* PROBLEM TO WORK ON
Please report every line from the material that contains the word "title".

* GIVEN RECORDS
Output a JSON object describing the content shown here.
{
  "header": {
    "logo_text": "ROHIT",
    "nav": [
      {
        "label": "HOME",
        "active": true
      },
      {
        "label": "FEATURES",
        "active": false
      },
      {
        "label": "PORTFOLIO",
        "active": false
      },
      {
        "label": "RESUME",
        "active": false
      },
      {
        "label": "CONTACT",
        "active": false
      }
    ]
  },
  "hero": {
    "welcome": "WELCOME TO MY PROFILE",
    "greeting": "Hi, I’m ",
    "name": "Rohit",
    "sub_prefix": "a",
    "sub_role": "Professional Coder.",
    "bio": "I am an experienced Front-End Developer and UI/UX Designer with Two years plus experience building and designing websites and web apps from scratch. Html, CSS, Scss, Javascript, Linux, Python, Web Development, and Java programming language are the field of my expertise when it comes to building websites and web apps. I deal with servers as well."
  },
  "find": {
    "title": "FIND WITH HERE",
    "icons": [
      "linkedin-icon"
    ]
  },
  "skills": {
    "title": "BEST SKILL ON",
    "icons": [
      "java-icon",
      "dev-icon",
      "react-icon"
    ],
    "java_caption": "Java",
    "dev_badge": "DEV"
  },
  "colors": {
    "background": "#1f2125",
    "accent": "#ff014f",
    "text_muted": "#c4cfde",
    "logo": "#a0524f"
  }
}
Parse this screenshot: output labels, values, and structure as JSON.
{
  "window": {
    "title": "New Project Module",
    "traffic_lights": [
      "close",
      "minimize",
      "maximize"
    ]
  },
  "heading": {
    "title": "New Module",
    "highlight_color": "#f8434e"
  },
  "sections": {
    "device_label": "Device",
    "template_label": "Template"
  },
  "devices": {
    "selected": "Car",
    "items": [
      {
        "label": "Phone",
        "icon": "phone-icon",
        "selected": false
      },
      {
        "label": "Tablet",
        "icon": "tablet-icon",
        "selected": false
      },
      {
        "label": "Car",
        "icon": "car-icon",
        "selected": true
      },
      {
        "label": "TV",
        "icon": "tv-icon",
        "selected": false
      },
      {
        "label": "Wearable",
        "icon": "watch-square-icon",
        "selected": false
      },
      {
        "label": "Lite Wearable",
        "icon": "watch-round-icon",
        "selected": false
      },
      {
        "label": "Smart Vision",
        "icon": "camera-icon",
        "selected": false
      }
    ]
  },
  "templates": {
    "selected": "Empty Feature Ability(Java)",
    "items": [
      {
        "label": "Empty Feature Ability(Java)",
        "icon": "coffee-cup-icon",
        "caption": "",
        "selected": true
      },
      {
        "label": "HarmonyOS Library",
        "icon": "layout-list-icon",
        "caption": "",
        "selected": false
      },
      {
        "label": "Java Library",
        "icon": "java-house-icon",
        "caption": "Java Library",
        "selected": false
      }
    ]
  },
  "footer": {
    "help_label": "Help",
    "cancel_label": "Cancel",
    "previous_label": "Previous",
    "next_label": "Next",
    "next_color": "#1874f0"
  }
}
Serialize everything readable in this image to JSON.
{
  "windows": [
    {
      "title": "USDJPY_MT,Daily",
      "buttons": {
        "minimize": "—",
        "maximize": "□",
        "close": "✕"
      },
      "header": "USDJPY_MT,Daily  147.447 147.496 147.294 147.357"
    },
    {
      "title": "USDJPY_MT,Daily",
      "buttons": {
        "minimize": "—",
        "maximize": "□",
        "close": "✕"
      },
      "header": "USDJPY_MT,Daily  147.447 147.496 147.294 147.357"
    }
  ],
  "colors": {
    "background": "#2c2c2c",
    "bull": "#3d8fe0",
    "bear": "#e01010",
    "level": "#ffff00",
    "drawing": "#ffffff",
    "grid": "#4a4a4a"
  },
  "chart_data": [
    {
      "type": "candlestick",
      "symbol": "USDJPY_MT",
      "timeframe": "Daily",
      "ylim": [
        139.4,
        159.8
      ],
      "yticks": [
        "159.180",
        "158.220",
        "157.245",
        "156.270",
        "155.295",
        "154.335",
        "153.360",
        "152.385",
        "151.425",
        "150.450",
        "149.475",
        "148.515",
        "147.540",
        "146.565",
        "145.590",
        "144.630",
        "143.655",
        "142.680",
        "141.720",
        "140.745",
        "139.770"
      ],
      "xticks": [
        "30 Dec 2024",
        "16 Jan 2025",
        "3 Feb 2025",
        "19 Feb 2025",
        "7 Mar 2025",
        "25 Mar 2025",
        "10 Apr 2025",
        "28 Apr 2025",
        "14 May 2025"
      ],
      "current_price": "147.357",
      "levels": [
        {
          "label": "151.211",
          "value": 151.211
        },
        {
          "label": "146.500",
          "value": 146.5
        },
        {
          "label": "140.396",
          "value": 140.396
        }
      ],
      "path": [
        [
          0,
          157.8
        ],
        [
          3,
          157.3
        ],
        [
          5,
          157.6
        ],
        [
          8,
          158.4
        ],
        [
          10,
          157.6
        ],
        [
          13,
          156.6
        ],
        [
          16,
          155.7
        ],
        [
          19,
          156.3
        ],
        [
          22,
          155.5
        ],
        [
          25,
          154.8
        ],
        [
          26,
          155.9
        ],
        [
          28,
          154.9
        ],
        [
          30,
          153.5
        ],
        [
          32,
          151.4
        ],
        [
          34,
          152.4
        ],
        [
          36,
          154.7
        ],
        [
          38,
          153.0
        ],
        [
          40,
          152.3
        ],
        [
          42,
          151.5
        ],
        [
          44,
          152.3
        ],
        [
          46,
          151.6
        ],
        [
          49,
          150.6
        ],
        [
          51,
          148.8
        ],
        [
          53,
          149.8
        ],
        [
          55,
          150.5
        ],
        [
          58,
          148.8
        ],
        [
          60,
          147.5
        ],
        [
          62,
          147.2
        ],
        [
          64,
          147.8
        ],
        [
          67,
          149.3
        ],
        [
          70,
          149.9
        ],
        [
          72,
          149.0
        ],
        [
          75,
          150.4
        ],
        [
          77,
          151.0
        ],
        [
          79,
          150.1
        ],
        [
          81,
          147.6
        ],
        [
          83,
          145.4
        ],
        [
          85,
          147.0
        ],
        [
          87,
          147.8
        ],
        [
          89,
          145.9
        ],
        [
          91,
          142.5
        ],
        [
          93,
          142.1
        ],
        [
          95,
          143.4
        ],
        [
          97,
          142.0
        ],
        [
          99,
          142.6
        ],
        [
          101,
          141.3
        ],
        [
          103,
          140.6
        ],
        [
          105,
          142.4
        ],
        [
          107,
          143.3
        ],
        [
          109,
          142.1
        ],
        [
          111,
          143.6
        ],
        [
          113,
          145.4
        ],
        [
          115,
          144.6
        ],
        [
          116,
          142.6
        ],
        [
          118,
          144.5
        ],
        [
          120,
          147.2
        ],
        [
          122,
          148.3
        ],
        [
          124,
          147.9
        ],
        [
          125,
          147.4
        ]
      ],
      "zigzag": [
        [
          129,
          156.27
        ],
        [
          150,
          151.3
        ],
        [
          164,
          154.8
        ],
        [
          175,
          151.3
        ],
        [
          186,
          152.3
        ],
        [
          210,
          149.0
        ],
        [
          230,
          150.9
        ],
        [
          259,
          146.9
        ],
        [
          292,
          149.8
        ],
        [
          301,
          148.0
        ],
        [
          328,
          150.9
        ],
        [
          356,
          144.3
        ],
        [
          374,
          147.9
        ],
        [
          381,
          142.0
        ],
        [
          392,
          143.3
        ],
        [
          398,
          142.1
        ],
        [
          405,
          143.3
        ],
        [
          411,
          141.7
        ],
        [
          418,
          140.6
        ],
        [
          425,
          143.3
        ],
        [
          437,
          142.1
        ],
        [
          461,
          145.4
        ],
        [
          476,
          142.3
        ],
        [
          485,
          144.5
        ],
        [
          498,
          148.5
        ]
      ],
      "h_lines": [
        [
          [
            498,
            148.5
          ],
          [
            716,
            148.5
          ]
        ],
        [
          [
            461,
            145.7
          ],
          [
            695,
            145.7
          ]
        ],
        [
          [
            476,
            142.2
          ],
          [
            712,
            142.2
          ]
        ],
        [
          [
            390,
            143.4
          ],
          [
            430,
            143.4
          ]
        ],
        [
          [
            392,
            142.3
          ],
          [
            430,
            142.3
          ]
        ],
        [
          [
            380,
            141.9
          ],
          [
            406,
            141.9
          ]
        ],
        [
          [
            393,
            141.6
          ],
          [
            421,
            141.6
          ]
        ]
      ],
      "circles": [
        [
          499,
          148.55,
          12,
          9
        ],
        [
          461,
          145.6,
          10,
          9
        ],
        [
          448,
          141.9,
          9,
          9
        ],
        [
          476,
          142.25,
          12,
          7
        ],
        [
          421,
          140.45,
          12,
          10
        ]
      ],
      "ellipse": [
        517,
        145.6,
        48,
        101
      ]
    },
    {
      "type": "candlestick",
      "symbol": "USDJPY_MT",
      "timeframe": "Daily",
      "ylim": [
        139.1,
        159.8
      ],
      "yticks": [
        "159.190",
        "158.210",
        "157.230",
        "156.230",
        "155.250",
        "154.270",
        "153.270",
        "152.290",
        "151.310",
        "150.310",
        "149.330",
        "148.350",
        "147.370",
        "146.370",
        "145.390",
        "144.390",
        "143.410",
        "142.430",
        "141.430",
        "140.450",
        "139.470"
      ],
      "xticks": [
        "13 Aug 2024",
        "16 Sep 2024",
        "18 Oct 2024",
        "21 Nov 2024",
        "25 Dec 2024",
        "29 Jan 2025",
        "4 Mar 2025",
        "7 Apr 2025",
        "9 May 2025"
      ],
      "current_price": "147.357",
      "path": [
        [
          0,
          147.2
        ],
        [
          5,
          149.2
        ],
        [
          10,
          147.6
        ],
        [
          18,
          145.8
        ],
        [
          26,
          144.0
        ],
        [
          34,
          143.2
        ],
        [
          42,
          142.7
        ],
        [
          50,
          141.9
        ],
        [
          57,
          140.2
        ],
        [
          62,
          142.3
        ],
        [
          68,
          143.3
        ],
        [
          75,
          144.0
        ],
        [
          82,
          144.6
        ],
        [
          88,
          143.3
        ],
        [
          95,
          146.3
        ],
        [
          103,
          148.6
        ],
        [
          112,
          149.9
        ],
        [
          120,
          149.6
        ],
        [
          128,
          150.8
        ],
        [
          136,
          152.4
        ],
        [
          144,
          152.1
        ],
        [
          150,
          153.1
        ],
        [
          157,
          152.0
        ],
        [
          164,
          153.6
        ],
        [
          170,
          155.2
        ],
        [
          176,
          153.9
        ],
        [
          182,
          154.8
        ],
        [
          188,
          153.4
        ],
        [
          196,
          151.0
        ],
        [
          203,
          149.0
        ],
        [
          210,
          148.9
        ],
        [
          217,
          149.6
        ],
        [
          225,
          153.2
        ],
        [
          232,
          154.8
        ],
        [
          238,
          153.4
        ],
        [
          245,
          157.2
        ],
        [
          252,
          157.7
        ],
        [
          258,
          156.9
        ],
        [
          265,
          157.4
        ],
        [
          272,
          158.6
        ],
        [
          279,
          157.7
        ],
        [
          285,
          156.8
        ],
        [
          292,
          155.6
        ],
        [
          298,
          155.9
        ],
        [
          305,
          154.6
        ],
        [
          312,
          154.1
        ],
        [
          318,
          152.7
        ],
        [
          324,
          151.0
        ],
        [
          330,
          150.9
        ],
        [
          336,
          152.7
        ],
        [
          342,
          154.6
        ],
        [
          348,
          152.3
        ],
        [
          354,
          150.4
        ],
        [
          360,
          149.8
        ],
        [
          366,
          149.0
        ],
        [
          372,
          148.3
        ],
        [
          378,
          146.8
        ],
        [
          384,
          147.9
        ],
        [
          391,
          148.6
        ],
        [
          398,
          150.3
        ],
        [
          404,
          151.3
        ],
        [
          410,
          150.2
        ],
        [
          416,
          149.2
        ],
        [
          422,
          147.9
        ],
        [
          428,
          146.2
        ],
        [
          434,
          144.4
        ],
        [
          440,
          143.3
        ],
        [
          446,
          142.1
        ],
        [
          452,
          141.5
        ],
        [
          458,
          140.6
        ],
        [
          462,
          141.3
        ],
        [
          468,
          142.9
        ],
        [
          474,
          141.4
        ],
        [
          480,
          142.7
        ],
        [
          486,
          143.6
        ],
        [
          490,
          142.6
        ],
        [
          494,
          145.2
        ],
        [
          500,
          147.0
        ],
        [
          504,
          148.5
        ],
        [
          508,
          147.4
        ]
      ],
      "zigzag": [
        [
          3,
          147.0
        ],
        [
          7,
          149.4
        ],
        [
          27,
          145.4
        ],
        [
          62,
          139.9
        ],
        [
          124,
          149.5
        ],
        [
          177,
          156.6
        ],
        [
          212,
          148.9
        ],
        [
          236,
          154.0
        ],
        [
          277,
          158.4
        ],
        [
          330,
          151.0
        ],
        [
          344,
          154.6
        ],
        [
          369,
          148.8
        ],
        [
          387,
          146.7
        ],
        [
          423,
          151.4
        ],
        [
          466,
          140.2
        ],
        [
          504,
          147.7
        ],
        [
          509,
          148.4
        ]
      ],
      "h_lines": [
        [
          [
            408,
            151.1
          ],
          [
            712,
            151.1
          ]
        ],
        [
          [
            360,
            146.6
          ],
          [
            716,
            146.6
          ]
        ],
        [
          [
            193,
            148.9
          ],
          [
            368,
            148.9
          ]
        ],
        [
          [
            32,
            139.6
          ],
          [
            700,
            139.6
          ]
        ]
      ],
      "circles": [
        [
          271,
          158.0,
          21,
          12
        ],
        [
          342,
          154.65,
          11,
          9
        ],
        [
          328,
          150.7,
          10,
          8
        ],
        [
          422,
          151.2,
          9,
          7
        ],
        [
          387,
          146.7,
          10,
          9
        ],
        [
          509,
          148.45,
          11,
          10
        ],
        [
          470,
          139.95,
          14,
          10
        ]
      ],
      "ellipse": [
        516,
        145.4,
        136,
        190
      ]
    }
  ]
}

* RESULT OF THE TASK
    "title": "FIND WITH HERE",
    "title": "BEST SKILL ON",
    "title": "New Project Module",
    "title": "New Module",
      "title": "USDJPY_MT,Daily",
      "title": "USDJPY_MT,Daily",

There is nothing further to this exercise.